**SOURCE RECORDS**
--- start ---

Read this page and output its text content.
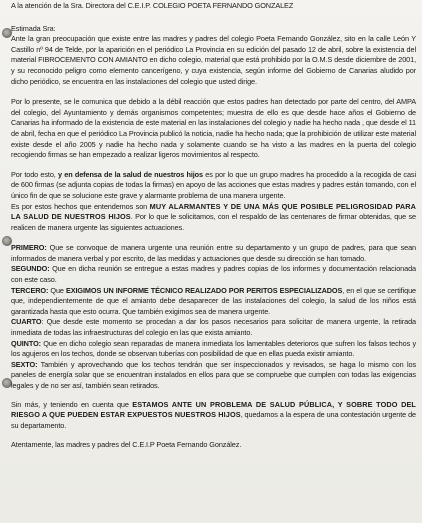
A la atención de la Sra. Directora del C.E.I.P. COLEGIO POETA FERNANDO GONZALEZ

Estimada Sra:

Ante la gran preocupación que existe entre las madres y padres del colegio Poeta Fernando González, sito en la calle León Y Castillo nº 94 de Telde, por la aparición en el periódico La Provincia en su edición del pasado 12 de abril, sobre la existencia del material FIBROCEMENTO CON AMIANTO en dicho colegio, material que está prohibido por la O.M.S desde diciembre de 2001, y su reconocido peligro como elemento cancerígeno, y cuya existencia, según informe del Gobierno de Canarias aludido por dicho periódico, se encuentra en las instalaciones del colegio que usted dirige.

Por lo presente, se le comunica que debido a la débil reacción que estos padres han detectado por parte del centro, del AMPA del colegio, del Ayuntamiento y demás organismos competentes; muestra de ello es que desde hace años el Gobierno de Canarias ha informado de la existencia de este material en las instalaciones del colegio y nadie ha hecho nada , que desde el 11 de abril, fecha en que el periódico La Provincia publicó la noticia, nadie ha hecho nada; que la prohibición de utilizar este material existe desde el año 2005 y nadie ha hecho nada y solamente cuando se ha visto a las madres en la puerta del colegio recogiendo firmas se han empezado a realizar ligeros movimientos al respecto.

Por todo esto, y en defensa de la salud de nuestros hijos es por lo que un grupo madres ha procedido a la recogida de casi de 600 firmas (se adjunta copias de todas la firmas) en apoyo de las acciones que estas madres y padres están tomando, con el único fin de que se solucione este grave y alarmante problema de una manera urgente.

Es por estos hechos que entendemos son MUY ALARMANTES Y DE UNA MÁS QUE POSIBLE PELIGROSIDAD PARA LA SALUD DE NUESTROS HIJOS. Por lo que le solicitamos, con el respaldo de las centenares de firmar obtenidas, que se realicen de manera urgente las siguientes actuaciones.

PRIMERO: Que se convoque de manera urgente una reunión entre su departamento y un grupo de padres, para que sean informados de manera verbal y por escrito, de las medidas y actuaciones que desde su dirección se han tomado.

SEGUNDO: Que en dicha reunión se entregue a estas madres y padres copias de los informes y documentación relacionada con este caso.

TERCERO: Que EXIGIMOS UN INFORME TÉCNICO REALIZADO POR PERITOS ESPECIALIZADOS, en el que se certifique que, independientemente de que el amianto debe desaparecer de las instalaciones del colegio, la salud de los niños está garantizada hasta que esto ocurra. Que también exigimos sea de manera urgente.

CUARTO: Que desde este momento se procedan a dar los pasos necesarios para solicitar de manera urgente, la retirada inmediata de todas las infraestructuras del colegio en las que exista amianto.

QUINTO: Que en dicho colegio sean reparadas de manera inmediata los lamentables deterioros que sufren los falsos techos y los agujeros en los techos, donde se observan tuberías con posibilidad de que en ellas pueda existir amianto.

SEXTO: También y aprovechando que los techos tendrán que ser inspeccionados y revisados, se haga lo mismo con los paneles de energía solar que se encuentran instalados en ellos para que se compruebe que cumplen con todas las exigencias legales y de no ser así, también sean retirados.

Sin más, y teniendo en cuenta que ESTAMOS ANTE UN PROBLEMA DE SALUD PÚBLICA, Y SOBRE TODO DEL RIESGO A QUE PUEDEN ESTAR EXPUESTOS NUESTROS HIJOS, quedamos a la espera de una contestación urgente de su departamento.

Atentamente, las madres y padres del C.E.I.P Poeta Fernando González.
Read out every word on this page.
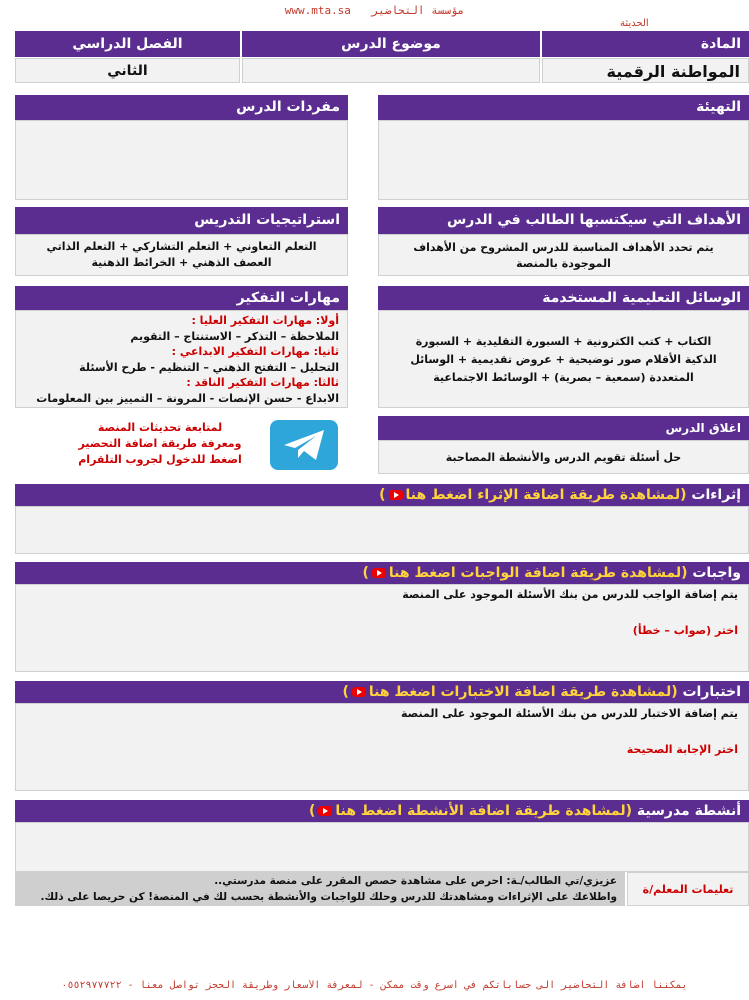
www.mta.sa مؤسسة التحاضير
الحديثة
المادة
موضوع الدرس
الفصل الدراسي
المواطنة الرقمية
الثاني
التهيئة
مفردات الدرس
الأهداف التي سيكتسبها الطالب في الدرس
يتم تحدد الأهداف المناسبة للدرس المشروح من الأهداف الموجودة بالمنصة
استراتيجيات التدريس
التعلم التعاوني + التعلم التشاركي + التعلم الذاتي
العصف الذهني + الخرائط الذهنية
الوسائل التعليمية المستخدمة
الكتاب + كتب الكترونية + السبورة التقليدية + السبورة الذكية الأقلام صور توضيحية + عروض تقديمية + الوسائل المتعددة (سمعية – بصرية) + الوسائط الاجتماعية
مهارات التفكير
أولا: مهارات التفكير العليا :
الملاحظة – التذكر – الاستنتاج – التقويم
ثانيا: مهارات التفكير الابداعي :
التحليل – التفتح الذهني – التنظيم - طرح الأسئلة
ثالثا: مهارات التفكير الناقد :
الابداع - حسن الإنصات - المرونة – التمييز بين المعلومات
اغلاق الدرس
حل أسئلة تقويم الدرس والأنشطة المصاحبة
لمتابعة تحديثات المنصة
ومعرفة طريقة اضافة التحضير
اضغط للدخول لجروب التلقرام
إثراءات (لمشاهدة طريقة اضافة الإثراء اضغط هنا)
واجبات (لمشاهدة طريقة اضافة الواجبات اضغط هنا)
يتم إضافة الواجب للدرس من بنك الأسئلة الموجود على المنصة
اختر (صواب – خطأ)
اختبارات (لمشاهدة طريقة اضافة الاختبارات اضغط هنا)
يتم إضافة الاختبار للدرس من بنك الأسئلة الموجود على المنصة
اختر الإجابة الصحيحة
أنشطة مدرسية (لمشاهدة طريقة اضافة الأنشطة اضغط هنا)
تعليمات المعلم/ة
عزيزي/تي الطالب/ـة: احرص على مشاهدة حصص المقرر على منصة مدرستي..
واطلاعك على الإثراءات ومشاهدتك للدرس وحلك للواجبات والأنشطة بحسب لك في المنصة! كن حريصا على ذلك.
يمكننا اضافة التحاضير الى حساباتكم في أسرع وقت ممكن - لمعرفة الأسعار وطريقة الحجز تواصل معنا - ٠٥٥٢٩٧٧٧٢٢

--- end ---

**STATED TASK**
Every entry should be returned exactly as written, minus the pictures.

**WRITTEN RESPONSE**
Read this page and output its text content.
A la atención de la Sra. Directora del C.E.I.P. COLEGIO POETA FERNANDO GONZALEZ

Estimada Sra:

Ante la gran preocupación que existe entre las madres y padres del colegio Poeta Fernando González, sito en la calle León Y Castillo nº 94 de Telde, por la aparición en el periódico La Provincia en su edición del pasado 12 de abril, sobre la existencia del material FIBROCEMENTO CON AMIANTO en dicho colegio, material que está prohibido por la O.M.S desde diciembre de 2001, y su reconocido peligro como elemento cancerígeno, y cuya existencia, según informe del Gobierno de Canarias aludido por dicho periódico, se encuentra en las instalaciones del colegio que usted dirige.

Por lo presente, se le comunica que debido a la débil reacción que estos padres han detectado por parte del centro, del AMPA del colegio, del Ayuntamiento y demás organismos competentes; muestra de ello es que desde hace años el Gobierno de Canarias ha informado de la existencia de este material en las instalaciones del colegio y nadie ha hecho nada , que desde el 11 de abril, fecha en que el periódico La Provincia publicó la noticia, nadie ha hecho nada; que la prohibición de utilizar este material existe desde el año 2005 y nadie ha hecho nada y solamente cuando se ha visto a las madres en la puerta del colegio recogiendo firmas se han empezado a realizar ligeros movimientos al respecto.

Por todo esto, y en defensa de la salud de nuestros hijos es por lo que un grupo madres ha procedido a la recogida de casi de 600 firmas (se adjunta copias de todas la firmas) en apoyo de las acciones que estas madres y padres están tomando, con el único fin de que se solucione este grave y alarmante problema de una manera urgente.

Es por estos hechos que entendemos son MUY ALARMANTES Y DE UNA MÁS QUE POSIBLE PELIGROSIDAD PARA LA SALUD DE NUESTROS HIJOS. Por lo que le solicitamos, con el respaldo de las centenares de firmar obtenidas, que se realicen de manera urgente las siguientes actuaciones.

PRIMERO: Que se convoque de manera urgente una reunión entre su departamento y un grupo de padres, para que sean informados de manera verbal y por escrito, de las medidas y actuaciones que desde su dirección se han tomado.

SEGUNDO: Que en dicha reunión se entregue a estas madres y padres copias de los informes y documentación relacionada con este caso.

TERCERO: Que EXIGIMOS UN INFORME TÉCNICO REALIZADO POR PERITOS ESPECIALIZADOS, en el que se certifique que, independientemente de que el amianto debe desaparecer de las instalaciones del colegio, la salud de los niños está garantizada hasta que esto ocurra. Que también exigimos sea de manera urgente.

CUARTO: Que desde este momento se procedan a dar los pasos necesarios para solicitar de manera urgente, la retirada inmediata de todas las infraestructuras del colegio en las que exista amianto.

QUINTO: Que en dicho colegio sean reparadas de manera inmediata los lamentables deterioros que sufren los falsos techos y los agujeros en los techos, donde se observan tuberías con posibilidad de que en ellas pueda existir amianto.

SEXTO: También y aprovechando que los techos tendrán que ser inspeccionados y revisados, se haga lo mismo con los paneles de energía solar que se encuentran instalados en ellos para que se compruebe que cumplen con todas las exigencias legales y de no ser así, también sean retirados.

Sin más, y teniendo en cuenta que ESTAMOS ANTE UN PROBLEMA DE SALUD PÚBLICA, Y SOBRE TODO DEL RIESGO A QUE PUEDEN ESTAR EXPUESTOS NUESTROS HIJOS, quedamos a la espera de una contestación urgente de su departamento.

Atentamente, las madres y padres del C.E.I.P Poeta Fernando González.
Read out every word on this page.
www.mta.sa مؤسسة التحاضير
الحديثة
المادة
موضوع الدرس
الفصل الدراسي
المواطنة الرقمية
الثاني
التهيئة
مفردات الدرس
الأهداف التي سيكتسبها الطالب في الدرس
يتم تحدد الأهداف المناسبة للدرس المشروح من الأهداف الموجودة بالمنصة
استراتيجيات التدريس
التعلم التعاوني + التعلم التشاركي + التعلم الذاتي
العصف الذهني + الخرائط الذهنية
الوسائل التعليمية المستخدمة
الكتاب + كتب الكترونية + السبورة التقليدية + السبورة الذكية الأقلام صور توضيحية + عروض تقديمية + الوسائل المتعددة (سمعية – بصرية) + الوسائط الاجتماعية
مهارات التفكير
أولا: مهارات التفكير العليا :
الملاحظة – التذكر – الاستنتاج – التقويم
ثانيا: مهارات التفكير الابداعي :
التحليل – التفتح الذهني – التنظيم - طرح الأسئلة
ثالثا: مهارات التفكير الناقد :
الابداع - حسن الإنصات - المرونة – التمييز بين المعلومات
اغلاق الدرس
حل أسئلة تقويم الدرس والأنشطة المصاحبة
لمتابعة تحديثات المنصة
ومعرفة طريقة اضافة التحضير
اضغط للدخول لجروب التلقرام
إثراءات (لمشاهدة طريقة اضافة الإثراء اضغط هنا)
واجبات (لمشاهدة طريقة اضافة الواجبات اضغط هنا)
يتم إضافة الواجب للدرس من بنك الأسئلة الموجود على المنصة
اختر (صواب – خطأ)
اختبارات (لمشاهدة طريقة اضافة الاختبارات اضغط هنا)
يتم إضافة الاختبار للدرس من بنك الأسئلة الموجود على المنصة
اختر الإجابة الصحيحة
أنشطة مدرسية (لمشاهدة طريقة اضافة الأنشطة اضغط هنا)
تعليمات المعلم/ة
عزيزي/تي الطالب/ـة: احرص على مشاهدة حصص المقرر على منصة مدرستي..
واطلاعك على الإثراءات ومشاهدتك للدرس وحلك للواجبات والأنشطة بحسب لك في المنصة! كن حريصا على ذلك.
يمكننا اضافة التحاضير الى حساباتكم في أسرع وقت ممكن - لمعرفة الأسعار وطريقة الحجز تواصل معنا - ٠٥٥٢٩٧٧٧٢٢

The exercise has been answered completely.